» What this task involves
Reproduce each line of the material exactly, minus any picture.

** Begin **

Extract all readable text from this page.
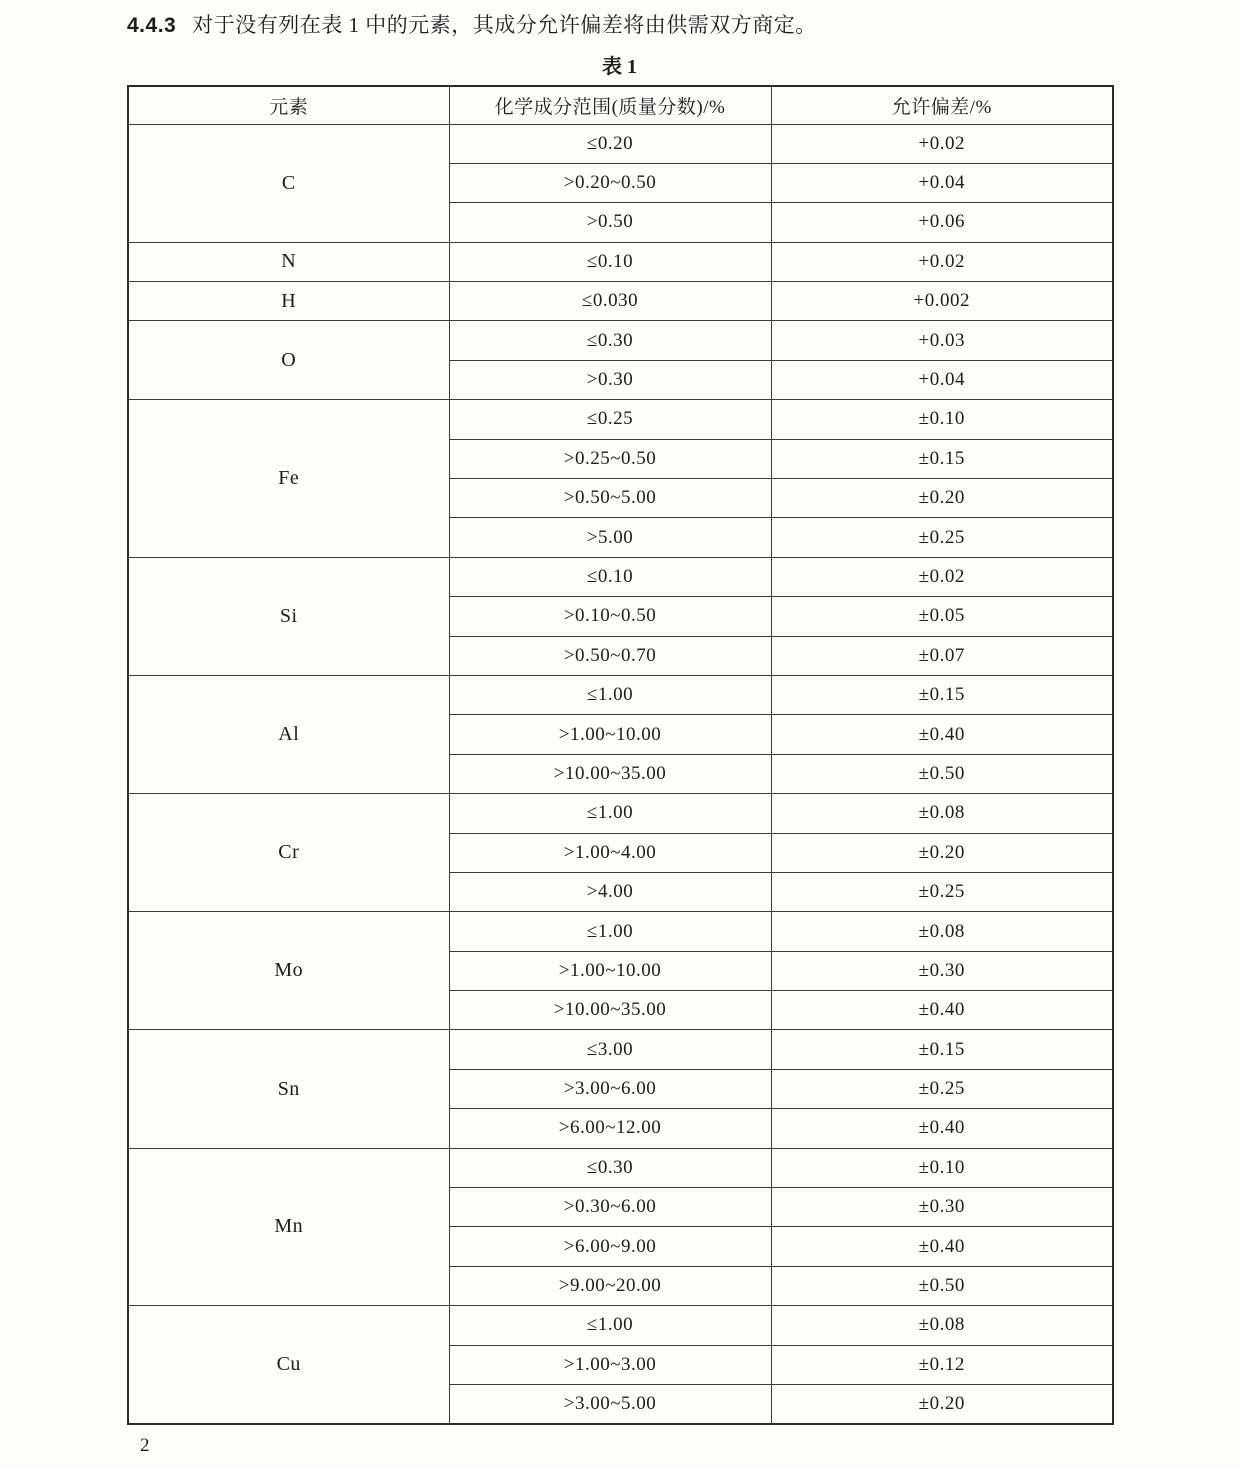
4.4.3 对于没有列在表 1 中的元素，其成分允许偏差将由供需双方商定。
表 1
元素	化学成分范围(质量分数)/%	允许偏差/%
C	≤0.20	+0.02
	>0.20~0.50	+0.04
	>0.50	+0.06
N	≤0.10	+0.02
H	≤0.030	+0.002
O	≤0.30	+0.03
	>0.30	+0.04
Fe	≤0.25	±0.10
	>0.25~0.50	±0.15
	>0.50~5.00	±0.20
	>5.00	±0.25
Si	≤0.10	±0.02
	>0.10~0.50	±0.05
	>0.50~0.70	±0.07
Al	≤1.00	±0.15
	>1.00~10.00	±0.40
	>10.00~35.00	±0.50
Cr	≤1.00	±0.08
	>1.00~4.00	±0.20
	>4.00	±0.25
Mo	≤1.00	±0.08
	>1.00~10.00	±0.30
	>10.00~35.00	±0.40
Sn	≤3.00	±0.15
	>3.00~6.00	±0.25
	>6.00~12.00	±0.40
Mn	≤0.30	±0.10
	>0.30~6.00	±0.30
	>6.00~9.00	±0.40
	>9.00~20.00	±0.50
Cu	≤1.00	±0.08
	>1.00~3.00	±0.12
	>3.00~5.00	±0.20
2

** End **

» Correct response
Extract all readable text from this page.
4.4.3 对于没有列在表 1 中的元素，其成分允许偏差将由供需双方商定。
表 1
元素	化学成分范围(质量分数)/%	允许偏差/%
C	≤0.20	+0.02
	>0.20~0.50	+0.04
	>0.50	+0.06
N	≤0.10	+0.02
H	≤0.030	+0.002
O	≤0.30	+0.03
	>0.30	+0.04
Fe	≤0.25	±0.10
	>0.25~0.50	±0.15
	>0.50~5.00	±0.20
	>5.00	±0.25
Si	≤0.10	±0.02
	>0.10~0.50	±0.05
	>0.50~0.70	±0.07
Al	≤1.00	±0.15
	>1.00~10.00	±0.40
	>10.00~35.00	±0.50
Cr	≤1.00	±0.08
	>1.00~4.00	±0.20
	>4.00	±0.25
Mo	≤1.00	±0.08
	>1.00~10.00	±0.30
	>10.00~35.00	±0.40
Sn	≤3.00	±0.15
	>3.00~6.00	±0.25
	>6.00~12.00	±0.40
Mn	≤0.30	±0.10
	>0.30~6.00	±0.30
	>6.00~9.00	±0.40
	>9.00~20.00	±0.50
Cu	≤1.00	±0.08
	>1.00~3.00	±0.12
	>3.00~5.00	±0.20
2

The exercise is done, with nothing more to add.